▸ Stored data entries
*****
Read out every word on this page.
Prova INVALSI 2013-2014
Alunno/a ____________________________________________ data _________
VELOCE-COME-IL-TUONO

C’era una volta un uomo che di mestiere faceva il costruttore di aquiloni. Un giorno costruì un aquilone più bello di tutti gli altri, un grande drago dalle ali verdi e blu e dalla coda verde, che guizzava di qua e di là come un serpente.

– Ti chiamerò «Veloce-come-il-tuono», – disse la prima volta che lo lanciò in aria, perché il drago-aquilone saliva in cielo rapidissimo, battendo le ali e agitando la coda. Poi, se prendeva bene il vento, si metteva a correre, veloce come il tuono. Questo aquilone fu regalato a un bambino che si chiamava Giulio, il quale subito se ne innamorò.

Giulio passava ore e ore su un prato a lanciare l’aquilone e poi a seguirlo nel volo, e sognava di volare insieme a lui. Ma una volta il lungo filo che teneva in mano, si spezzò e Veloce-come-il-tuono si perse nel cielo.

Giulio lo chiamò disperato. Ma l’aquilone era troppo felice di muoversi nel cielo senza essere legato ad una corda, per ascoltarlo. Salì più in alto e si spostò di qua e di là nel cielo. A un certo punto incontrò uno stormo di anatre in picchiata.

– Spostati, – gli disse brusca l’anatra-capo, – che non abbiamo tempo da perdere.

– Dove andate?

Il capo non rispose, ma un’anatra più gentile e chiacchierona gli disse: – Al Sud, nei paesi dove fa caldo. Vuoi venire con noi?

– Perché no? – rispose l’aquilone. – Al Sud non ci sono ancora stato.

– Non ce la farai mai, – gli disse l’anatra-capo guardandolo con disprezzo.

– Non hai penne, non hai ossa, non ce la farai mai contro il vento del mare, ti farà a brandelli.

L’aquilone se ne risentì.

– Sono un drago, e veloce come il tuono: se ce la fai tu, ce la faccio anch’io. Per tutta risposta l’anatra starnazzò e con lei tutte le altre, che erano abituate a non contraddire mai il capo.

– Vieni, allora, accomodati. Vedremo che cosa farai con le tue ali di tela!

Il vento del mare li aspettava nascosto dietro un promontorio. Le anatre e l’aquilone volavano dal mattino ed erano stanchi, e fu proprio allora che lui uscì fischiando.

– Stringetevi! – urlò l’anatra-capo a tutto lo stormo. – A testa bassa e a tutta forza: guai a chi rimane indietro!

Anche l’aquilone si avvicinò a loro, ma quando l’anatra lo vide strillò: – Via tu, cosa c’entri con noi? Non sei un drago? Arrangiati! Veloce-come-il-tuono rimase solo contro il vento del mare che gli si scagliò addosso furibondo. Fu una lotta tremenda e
*****
▸ The request
From the entries above, copy each line holding "cosa".

▸ Written answer
– Vieni, allora, accomodati. Vedremo che cosa farai con le tue ali di tela!
Anche l’aquilone si avvicinò a loro, ma quando l’anatra lo vide strillò: – Via tu, cosa c’entri con noi? Non sei un drago? Arrangiati! Veloce-come-il-tuono rimase solo contro il vento del mare che gli si scagliò addosso furibondo. Fu una lotta tremenda e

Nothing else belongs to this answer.